*Exercise 1*:
Answer these questions from the passage on analytical blanks:
(a) By what technique are urinary quinine levels determined in the experiment?
(b) Why do students collect a urine sample before drinking the tonic water?
(c) Through which committee is ASTM International named as still struggling with defining blank constituents?
*Exercise 2*:
Edit the passage on analytical blanks: reproduce everything from "The concept of" down to "blank is needed.", replacing "contamination" with "interference".

*Text for analysis*:
- Opening Delimiter -

When I teach my instrumental analysis course, one of my favorite experiments is when the students receive a bottle of tonic water, and then are asked to collect urine samples after consuming it. Following a liquid–liquid extraction, levels of urinary quinine are determined via fluorescence spectroscopy. The experiment provides a great example of the adsorption, distribution, metabolism, excretion phenomenon important to pharmacology and toxicology. Before consuming the tonic water, students are asked to collect a urine sample to use as a blank, because urine may contain an endogenous compound that fluoresces on the shoulder of the quinine fluorescence band. Surprisingly, although the students collect, treat, and analyze the blank appropriately, they often do nothing with the data they obtain.
The concept of blanks-samples lacking the analyte of interest used to determine or track the source of contamination or sample degradation and taken through the analytical process-is somewhat straightforward. However, it was noted fairly recently that even ASTM International (via Committee D19) is still struggling with defining what constituents should be present (1). Because blanks are used to trace sources of artificially introduced contamination, it is important to consider their particular analysis, and any potential problems, in determining necessary blanks, and often more than one type of blank is needed.

- Closing Delimiter -

*Entries shown*:

- Opening Delimiter -

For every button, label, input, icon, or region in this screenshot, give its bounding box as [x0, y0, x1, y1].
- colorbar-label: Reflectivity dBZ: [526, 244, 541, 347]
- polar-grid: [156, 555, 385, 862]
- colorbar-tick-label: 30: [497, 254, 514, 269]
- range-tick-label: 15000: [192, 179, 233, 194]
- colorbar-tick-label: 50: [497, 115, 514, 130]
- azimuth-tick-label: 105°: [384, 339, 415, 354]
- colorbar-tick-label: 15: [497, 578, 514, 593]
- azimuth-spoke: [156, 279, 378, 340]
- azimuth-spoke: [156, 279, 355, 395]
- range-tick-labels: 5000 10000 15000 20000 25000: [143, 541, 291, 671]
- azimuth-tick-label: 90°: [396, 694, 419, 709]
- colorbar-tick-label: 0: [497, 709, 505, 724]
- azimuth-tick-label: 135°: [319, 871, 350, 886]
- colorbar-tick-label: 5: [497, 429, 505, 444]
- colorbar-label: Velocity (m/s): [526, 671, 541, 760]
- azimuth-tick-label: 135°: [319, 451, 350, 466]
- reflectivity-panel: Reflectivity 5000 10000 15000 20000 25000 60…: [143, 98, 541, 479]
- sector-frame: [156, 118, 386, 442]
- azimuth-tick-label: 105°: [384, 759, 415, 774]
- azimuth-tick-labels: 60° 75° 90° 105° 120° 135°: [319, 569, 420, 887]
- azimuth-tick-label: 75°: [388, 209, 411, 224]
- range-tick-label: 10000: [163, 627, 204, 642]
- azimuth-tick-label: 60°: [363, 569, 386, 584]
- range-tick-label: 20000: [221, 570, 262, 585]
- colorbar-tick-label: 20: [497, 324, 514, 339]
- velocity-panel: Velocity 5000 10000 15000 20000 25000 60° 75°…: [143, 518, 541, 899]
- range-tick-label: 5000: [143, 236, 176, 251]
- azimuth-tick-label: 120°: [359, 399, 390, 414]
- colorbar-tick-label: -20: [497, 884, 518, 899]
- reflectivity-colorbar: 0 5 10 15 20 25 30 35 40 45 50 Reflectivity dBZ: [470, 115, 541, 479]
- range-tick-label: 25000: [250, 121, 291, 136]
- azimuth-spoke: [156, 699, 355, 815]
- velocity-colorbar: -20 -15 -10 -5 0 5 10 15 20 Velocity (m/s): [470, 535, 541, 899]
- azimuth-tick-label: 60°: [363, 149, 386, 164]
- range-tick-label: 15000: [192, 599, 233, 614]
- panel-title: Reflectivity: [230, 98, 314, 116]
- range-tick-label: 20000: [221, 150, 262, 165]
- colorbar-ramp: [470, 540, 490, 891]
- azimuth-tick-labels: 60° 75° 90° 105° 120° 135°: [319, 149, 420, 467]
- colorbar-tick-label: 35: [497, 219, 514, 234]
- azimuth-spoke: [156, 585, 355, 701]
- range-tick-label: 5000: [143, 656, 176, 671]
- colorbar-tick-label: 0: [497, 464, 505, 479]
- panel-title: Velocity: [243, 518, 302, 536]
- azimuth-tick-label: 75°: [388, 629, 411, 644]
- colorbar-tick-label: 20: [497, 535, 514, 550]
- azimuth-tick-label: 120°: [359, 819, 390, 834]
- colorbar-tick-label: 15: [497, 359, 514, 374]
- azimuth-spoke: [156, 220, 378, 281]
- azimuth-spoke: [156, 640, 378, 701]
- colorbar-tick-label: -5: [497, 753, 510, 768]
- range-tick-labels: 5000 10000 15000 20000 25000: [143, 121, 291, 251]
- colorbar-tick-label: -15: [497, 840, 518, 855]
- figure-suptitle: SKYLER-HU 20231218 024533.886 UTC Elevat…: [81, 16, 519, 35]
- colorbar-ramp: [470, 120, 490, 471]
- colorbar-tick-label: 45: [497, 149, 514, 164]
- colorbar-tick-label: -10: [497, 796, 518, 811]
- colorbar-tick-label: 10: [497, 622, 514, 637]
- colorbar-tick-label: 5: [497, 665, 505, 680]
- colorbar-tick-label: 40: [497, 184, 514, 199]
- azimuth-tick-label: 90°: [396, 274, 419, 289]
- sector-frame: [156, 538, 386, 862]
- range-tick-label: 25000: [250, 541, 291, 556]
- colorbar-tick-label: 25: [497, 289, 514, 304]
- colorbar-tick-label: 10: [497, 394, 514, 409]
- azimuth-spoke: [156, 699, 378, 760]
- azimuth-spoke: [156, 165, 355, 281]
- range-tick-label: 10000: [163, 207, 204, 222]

- Closing Delimiter -

*Your response 1*:
(a) Fluorescence spectroscopy, following a liquid–liquid extraction.
(b) It serves as a blank, because urine may contain an endogenous compound that fluoresces on the shoulder of the quinine fluorescence band.
(c) Committee D19.

*Your response 2*:
The concept of blanks-samples lacking the analyte of interest used to determine or track the source of interference or sample degradation and taken through the analytical process-is somewhat straightforward. However, it was noted fairly recently that even ASTM International (via Committee D19) is still struggling with defining what constituents should be present (1). Because blanks are used to trace sources of artificially introduced interference, it is important to consider their particular analysis, and any potential problems, in determining necessary blanks, and often more than one type of blank is needed.